(begin)

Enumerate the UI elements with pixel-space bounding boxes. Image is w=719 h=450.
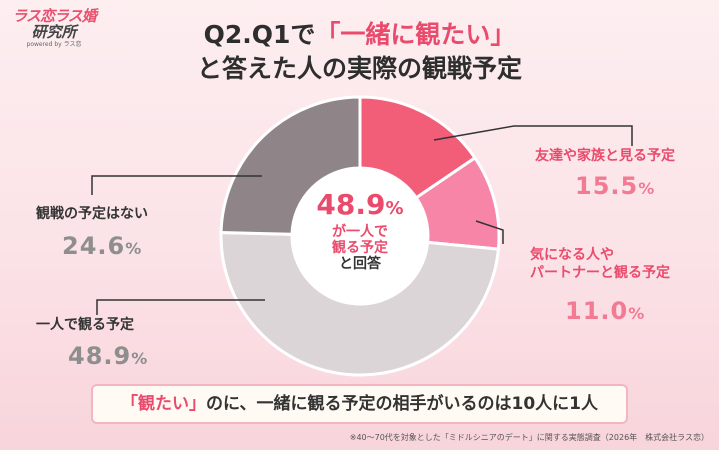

(end)
(begin)

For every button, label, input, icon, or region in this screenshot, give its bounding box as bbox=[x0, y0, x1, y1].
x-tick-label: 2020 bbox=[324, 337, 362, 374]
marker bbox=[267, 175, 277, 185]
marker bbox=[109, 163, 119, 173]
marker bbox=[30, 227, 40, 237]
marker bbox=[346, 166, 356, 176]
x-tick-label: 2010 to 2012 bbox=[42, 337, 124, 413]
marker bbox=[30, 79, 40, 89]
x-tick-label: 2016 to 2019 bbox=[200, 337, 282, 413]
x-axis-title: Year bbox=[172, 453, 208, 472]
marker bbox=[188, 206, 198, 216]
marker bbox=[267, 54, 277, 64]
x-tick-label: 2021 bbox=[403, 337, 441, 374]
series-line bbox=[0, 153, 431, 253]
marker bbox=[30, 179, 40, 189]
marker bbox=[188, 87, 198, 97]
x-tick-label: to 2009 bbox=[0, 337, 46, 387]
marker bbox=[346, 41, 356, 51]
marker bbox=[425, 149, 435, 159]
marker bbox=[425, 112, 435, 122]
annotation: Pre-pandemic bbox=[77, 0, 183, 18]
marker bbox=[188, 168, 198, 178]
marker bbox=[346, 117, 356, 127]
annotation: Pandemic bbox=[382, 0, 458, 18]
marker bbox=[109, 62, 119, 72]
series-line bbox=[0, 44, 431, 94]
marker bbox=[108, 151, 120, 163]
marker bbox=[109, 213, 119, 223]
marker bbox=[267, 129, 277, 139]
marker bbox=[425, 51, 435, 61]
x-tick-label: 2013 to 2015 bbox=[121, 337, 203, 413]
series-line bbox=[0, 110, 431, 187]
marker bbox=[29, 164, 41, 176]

(end)

Repeat the data from the line containing "For every button, label, input, icon, or" through the line containing "marker bbox=[29, 164, 41, 176]", character for character.

THE OUTPUT:
For every button, label, input, icon, or region in this screenshot, give its bounding box as bbox=[x0, y0, x1, y1].
x-tick-label: 2020 bbox=[324, 337, 362, 374]
marker bbox=[267, 175, 277, 185]
marker bbox=[109, 163, 119, 173]
marker bbox=[30, 227, 40, 237]
marker bbox=[346, 166, 356, 176]
x-tick-label: 2010 to 2012 bbox=[42, 337, 124, 413]
marker bbox=[30, 79, 40, 89]
x-tick-label: 2016 to 2019 bbox=[200, 337, 282, 413]
x-axis-title: Year bbox=[172, 453, 208, 472]
marker bbox=[188, 206, 198, 216]
marker bbox=[267, 54, 277, 64]
x-tick-label: 2021 bbox=[403, 337, 441, 374]
series-line bbox=[0, 153, 431, 253]
marker bbox=[30, 179, 40, 189]
marker bbox=[188, 87, 198, 97]
x-tick-label: to 2009 bbox=[0, 337, 46, 387]
marker bbox=[346, 41, 356, 51]
marker bbox=[425, 149, 435, 159]
marker bbox=[425, 112, 435, 122]
annotation: Pre-pandemic bbox=[77, 0, 183, 18]
marker bbox=[188, 168, 198, 178]
marker bbox=[346, 117, 356, 127]
annotation: Pandemic bbox=[382, 0, 458, 18]
marker bbox=[109, 62, 119, 72]
series-line bbox=[0, 44, 431, 94]
marker bbox=[108, 151, 120, 163]
marker bbox=[109, 213, 119, 223]
marker bbox=[267, 129, 277, 139]
marker bbox=[425, 51, 435, 61]
x-tick-label: 2013 to 2015 bbox=[121, 337, 203, 413]
series-line bbox=[0, 110, 431, 187]
marker bbox=[29, 164, 41, 176]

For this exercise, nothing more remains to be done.